Look for "Defunciones" in each line of the entries, and return the matching lines.

> _Supplied records_
╔══

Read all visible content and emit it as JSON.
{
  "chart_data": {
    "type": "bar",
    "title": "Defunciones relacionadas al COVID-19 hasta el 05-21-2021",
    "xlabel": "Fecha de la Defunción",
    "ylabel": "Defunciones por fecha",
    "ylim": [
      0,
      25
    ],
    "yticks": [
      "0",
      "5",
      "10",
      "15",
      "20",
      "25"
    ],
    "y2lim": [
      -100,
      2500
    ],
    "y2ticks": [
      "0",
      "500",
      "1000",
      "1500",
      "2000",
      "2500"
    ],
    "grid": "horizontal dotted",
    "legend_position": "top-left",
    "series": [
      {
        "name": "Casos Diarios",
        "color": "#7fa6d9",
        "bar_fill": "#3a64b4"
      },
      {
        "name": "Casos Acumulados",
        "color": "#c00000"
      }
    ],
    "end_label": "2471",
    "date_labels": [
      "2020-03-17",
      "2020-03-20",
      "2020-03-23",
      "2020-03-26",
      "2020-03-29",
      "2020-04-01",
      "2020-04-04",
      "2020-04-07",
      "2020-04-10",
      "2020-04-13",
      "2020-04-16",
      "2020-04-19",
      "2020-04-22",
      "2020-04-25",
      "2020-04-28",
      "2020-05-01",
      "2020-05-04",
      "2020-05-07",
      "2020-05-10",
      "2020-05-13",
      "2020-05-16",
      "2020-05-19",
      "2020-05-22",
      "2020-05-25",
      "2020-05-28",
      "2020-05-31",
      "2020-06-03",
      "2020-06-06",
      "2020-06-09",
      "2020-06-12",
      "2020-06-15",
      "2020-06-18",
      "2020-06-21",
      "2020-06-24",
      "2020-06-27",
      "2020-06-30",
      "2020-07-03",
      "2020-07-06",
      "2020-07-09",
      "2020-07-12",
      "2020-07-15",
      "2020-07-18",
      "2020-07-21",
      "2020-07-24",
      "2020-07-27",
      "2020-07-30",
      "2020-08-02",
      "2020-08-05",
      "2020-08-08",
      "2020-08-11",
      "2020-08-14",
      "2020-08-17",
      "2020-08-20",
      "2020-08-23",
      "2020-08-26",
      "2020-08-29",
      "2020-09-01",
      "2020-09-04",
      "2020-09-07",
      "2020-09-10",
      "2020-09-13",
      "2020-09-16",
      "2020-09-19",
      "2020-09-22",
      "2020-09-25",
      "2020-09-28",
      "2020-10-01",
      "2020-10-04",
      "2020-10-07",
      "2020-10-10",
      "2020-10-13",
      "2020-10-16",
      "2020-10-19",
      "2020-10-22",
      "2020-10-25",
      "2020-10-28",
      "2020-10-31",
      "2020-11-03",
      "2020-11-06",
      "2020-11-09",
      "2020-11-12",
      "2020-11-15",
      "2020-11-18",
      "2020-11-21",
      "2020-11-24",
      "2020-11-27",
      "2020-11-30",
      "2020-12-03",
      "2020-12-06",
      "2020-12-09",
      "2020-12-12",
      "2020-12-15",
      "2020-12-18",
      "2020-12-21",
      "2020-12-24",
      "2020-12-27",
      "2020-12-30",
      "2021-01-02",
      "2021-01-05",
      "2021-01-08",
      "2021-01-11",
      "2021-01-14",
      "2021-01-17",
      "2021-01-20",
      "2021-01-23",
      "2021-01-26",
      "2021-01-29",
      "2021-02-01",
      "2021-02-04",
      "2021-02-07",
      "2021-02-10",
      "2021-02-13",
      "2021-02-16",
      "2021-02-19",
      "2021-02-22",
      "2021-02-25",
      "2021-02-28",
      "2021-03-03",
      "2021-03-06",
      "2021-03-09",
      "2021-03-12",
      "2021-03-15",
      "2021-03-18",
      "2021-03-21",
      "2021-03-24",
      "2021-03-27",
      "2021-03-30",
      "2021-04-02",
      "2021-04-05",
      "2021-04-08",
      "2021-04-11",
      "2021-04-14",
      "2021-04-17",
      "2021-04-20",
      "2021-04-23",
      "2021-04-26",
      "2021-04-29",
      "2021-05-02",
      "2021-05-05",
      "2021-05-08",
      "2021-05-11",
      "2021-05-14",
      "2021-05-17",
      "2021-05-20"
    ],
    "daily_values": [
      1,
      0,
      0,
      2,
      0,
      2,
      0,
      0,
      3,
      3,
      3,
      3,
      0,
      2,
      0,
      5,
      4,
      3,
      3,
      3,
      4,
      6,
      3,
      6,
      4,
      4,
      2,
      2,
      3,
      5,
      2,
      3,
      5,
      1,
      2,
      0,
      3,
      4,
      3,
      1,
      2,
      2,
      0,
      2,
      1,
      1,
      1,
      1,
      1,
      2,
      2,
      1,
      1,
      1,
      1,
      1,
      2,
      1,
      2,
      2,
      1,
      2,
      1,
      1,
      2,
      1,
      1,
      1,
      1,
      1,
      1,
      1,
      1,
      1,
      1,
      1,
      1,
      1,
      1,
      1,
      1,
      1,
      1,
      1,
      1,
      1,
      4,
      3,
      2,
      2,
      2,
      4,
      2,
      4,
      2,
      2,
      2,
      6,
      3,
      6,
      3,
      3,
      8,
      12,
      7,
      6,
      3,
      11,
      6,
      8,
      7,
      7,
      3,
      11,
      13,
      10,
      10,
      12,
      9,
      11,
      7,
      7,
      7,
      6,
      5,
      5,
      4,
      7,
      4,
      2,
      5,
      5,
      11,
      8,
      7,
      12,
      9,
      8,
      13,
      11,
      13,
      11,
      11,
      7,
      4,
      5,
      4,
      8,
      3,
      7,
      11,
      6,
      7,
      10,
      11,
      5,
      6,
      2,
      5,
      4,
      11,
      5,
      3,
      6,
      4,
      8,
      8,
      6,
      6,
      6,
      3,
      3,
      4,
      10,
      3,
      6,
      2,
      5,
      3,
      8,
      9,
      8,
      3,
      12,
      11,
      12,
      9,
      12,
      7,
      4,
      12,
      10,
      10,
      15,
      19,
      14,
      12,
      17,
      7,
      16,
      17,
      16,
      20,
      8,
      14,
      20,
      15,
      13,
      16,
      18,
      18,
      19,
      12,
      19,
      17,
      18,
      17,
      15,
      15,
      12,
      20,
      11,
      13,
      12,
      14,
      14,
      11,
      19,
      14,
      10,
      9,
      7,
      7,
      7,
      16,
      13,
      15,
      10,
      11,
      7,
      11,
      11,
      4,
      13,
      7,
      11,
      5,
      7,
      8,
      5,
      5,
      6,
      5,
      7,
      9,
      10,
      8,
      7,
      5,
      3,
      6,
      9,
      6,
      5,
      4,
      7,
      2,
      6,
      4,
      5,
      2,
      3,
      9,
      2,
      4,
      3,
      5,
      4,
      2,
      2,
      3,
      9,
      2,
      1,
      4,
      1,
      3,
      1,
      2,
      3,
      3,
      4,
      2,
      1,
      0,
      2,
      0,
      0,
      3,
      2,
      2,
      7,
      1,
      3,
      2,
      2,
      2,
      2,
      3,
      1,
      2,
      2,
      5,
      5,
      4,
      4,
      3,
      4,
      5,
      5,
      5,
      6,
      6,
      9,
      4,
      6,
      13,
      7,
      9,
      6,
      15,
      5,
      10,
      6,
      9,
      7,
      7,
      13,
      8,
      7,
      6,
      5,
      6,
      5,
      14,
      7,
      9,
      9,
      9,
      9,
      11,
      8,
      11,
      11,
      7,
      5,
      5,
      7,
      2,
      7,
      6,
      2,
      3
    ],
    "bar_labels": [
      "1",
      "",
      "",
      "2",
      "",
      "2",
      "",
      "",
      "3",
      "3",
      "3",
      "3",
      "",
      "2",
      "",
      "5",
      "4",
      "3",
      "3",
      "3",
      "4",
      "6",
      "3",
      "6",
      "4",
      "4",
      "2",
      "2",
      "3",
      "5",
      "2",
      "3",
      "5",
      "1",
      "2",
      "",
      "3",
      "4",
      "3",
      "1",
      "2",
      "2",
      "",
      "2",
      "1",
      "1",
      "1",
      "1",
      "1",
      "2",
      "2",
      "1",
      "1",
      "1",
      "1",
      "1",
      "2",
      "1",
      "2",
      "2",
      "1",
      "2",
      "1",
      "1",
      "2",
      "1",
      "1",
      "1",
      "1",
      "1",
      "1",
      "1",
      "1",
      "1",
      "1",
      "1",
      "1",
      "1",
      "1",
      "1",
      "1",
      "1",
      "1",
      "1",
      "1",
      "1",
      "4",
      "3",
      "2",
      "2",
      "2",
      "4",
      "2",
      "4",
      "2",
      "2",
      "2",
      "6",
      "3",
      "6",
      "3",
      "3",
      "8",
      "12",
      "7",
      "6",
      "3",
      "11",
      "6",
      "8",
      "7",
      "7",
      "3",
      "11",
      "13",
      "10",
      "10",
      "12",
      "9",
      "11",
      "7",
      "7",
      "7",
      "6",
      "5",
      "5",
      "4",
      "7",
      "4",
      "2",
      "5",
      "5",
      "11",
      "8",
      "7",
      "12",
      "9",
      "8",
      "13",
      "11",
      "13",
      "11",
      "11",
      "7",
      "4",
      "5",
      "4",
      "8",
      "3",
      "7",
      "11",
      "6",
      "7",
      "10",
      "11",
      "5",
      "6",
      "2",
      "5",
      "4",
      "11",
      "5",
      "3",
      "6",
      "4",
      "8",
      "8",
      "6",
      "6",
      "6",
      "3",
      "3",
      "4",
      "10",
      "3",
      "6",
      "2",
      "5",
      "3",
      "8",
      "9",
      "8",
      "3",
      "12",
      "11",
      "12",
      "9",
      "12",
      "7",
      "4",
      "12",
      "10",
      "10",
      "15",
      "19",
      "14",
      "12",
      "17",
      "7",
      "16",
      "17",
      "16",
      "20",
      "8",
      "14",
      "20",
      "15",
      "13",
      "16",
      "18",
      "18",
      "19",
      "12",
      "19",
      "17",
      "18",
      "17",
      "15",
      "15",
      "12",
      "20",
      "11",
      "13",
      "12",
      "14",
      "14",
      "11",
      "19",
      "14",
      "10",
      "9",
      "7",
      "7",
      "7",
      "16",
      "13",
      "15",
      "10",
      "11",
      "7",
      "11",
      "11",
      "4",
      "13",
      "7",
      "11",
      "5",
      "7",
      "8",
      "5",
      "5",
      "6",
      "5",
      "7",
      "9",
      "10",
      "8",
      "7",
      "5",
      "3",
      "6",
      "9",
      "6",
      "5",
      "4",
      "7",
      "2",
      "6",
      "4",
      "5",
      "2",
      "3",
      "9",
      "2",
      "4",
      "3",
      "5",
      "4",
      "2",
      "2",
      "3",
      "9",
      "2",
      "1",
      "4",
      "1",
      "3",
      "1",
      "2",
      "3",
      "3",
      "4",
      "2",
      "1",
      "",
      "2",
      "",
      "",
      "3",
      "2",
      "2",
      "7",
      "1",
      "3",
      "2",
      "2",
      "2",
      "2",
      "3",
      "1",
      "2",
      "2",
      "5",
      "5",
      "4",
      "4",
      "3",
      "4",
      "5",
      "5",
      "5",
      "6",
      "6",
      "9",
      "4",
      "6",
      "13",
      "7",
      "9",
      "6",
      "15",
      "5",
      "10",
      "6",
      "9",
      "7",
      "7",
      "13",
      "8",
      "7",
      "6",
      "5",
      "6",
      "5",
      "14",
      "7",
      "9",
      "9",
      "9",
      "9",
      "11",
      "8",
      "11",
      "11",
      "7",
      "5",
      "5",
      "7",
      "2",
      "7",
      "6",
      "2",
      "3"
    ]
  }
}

╚══

> _Result for this task_
    "title": "Defunciones relacionadas al COVID-19 hasta el 05-21-2021",
    "ylabel": "Defunciones por fecha",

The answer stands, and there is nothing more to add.